• Directions for this task
Whenever a line below holds the word "внезапно", copy that line.

• The records
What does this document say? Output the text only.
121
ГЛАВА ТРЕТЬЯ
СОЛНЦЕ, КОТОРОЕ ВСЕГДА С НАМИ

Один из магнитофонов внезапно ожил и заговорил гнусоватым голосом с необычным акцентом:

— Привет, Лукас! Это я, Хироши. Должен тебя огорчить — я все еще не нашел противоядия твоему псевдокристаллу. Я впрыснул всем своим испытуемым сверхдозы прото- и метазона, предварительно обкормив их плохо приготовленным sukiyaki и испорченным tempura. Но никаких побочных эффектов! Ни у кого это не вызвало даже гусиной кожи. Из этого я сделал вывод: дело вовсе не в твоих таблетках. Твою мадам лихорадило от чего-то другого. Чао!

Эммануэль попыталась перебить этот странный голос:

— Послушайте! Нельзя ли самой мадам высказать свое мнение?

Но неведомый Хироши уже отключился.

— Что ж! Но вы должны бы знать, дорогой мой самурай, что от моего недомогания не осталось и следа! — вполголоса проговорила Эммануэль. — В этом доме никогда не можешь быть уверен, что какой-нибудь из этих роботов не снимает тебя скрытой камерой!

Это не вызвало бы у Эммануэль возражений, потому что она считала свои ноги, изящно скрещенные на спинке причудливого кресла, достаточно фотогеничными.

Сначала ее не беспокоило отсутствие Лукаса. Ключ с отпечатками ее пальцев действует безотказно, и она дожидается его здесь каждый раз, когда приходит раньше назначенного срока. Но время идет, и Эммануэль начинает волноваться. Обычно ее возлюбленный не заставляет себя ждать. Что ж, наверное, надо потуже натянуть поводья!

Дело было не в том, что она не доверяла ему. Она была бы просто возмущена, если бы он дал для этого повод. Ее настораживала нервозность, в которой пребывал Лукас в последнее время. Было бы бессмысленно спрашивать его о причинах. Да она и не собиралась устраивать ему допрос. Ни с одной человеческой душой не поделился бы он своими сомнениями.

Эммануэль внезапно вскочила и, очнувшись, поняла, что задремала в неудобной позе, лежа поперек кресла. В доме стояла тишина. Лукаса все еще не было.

• Final result
Один из магнитофонов внезапно ожил и заговорил гнусоватым голосом с необычным акцентом:
Эммануэль внезапно вскочила и, очнувшись, поняла, что задремала в неудобной позе, лежа поперек кресла. В доме стояла тишина. Лукаса все еще не было.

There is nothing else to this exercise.